◆ Your objective ◆
Nothing should be left out: output all of the entries exactly.

◆ Given data ◆
--- start ---
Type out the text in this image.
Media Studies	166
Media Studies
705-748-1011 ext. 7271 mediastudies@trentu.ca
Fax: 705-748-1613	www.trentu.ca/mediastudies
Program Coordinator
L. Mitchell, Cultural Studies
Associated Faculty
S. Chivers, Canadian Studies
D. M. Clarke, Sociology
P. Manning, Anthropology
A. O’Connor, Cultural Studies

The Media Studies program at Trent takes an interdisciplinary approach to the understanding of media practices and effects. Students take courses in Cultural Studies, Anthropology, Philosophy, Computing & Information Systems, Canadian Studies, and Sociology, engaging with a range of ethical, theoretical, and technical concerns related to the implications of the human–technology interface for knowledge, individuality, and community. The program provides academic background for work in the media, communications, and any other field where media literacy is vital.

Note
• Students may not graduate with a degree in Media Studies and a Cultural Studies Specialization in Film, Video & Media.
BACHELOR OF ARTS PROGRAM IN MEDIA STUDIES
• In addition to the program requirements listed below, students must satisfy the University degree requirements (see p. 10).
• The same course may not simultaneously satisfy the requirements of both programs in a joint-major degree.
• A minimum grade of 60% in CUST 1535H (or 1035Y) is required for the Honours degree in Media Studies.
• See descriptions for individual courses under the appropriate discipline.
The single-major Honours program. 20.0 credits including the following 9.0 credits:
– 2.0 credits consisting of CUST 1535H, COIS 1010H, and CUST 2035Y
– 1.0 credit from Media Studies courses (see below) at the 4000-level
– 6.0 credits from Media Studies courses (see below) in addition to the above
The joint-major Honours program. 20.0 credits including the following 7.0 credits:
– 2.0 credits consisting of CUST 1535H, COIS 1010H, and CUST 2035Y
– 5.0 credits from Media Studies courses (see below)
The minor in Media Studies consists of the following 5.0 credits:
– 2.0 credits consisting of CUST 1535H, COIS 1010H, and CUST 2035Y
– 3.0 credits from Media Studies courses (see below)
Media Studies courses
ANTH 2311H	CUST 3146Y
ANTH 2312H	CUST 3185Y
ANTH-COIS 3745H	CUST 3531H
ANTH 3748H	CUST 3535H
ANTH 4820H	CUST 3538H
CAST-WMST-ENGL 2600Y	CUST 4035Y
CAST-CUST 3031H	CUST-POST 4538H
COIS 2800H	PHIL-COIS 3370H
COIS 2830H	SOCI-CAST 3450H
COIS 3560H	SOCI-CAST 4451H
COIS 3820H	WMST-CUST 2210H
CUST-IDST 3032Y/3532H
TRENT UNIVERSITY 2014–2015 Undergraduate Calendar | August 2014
--- end ---
◆ Complete answer ◆
Type out the text in this image.
Media Studies	166
Media Studies
705-748-1011 ext. 7271 mediastudies@trentu.ca
Fax: 705-748-1613	www.trentu.ca/mediastudies
Program Coordinator
L. Mitchell, Cultural Studies
Associated Faculty
S. Chivers, Canadian Studies
D. M. Clarke, Sociology
P. Manning, Anthropology
A. O’Connor, Cultural Studies

The Media Studies program at Trent takes an interdisciplinary approach to the understanding of media practices and effects. Students take courses in Cultural Studies, Anthropology, Philosophy, Computing & Information Systems, Canadian Studies, and Sociology, engaging with a range of ethical, theoretical, and technical concerns related to the implications of the human–technology interface for knowledge, individuality, and community. The program provides academic background for work in the media, communications, and any other field where media literacy is vital.

Note
• Students may not graduate with a degree in Media Studies and a Cultural Studies Specialization in Film, Video & Media.
BACHELOR OF ARTS PROGRAM IN MEDIA STUDIES
• In addition to the program requirements listed below, students must satisfy the University degree requirements (see p. 10).
• The same course may not simultaneously satisfy the requirements of both programs in a joint-major degree.
• A minimum grade of 60% in CUST 1535H (or 1035Y) is required for the Honours degree in Media Studies.
• See descriptions for individual courses under the appropriate discipline.
The single-major Honours program. 20.0 credits including the following 9.0 credits:
– 2.0 credits consisting of CUST 1535H, COIS 1010H, and CUST 2035Y
– 1.0 credit from Media Studies courses (see below) at the 4000-level
– 6.0 credits from Media Studies courses (see below) in addition to the above
The joint-major Honours program. 20.0 credits including the following 7.0 credits:
– 2.0 credits consisting of CUST 1535H, COIS 1010H, and CUST 2035Y
– 5.0 credits from Media Studies courses (see below)
The minor in Media Studies consists of the following 5.0 credits:
– 2.0 credits consisting of CUST 1535H, COIS 1010H, and CUST 2035Y
– 3.0 credits from Media Studies courses (see below)
Media Studies courses
ANTH 2311H	CUST 3146Y
ANTH 2312H	CUST 3185Y
ANTH-COIS 3745H	CUST 3531H
ANTH 3748H	CUST 3535H
ANTH 4820H	CUST 3538H
CAST-WMST-ENGL 2600Y	CUST 4035Y
CAST-CUST 3031H	CUST-POST 4538H
COIS 2800H	PHIL-COIS 3370H
COIS 2830H	SOCI-CAST 3450H
COIS 3560H	SOCI-CAST 4451H
COIS 3820H	WMST-CUST 2210H
CUST-IDST 3032Y/3532H
TRENT UNIVERSITY 2014–2015 Undergraduate Calendar | August 2014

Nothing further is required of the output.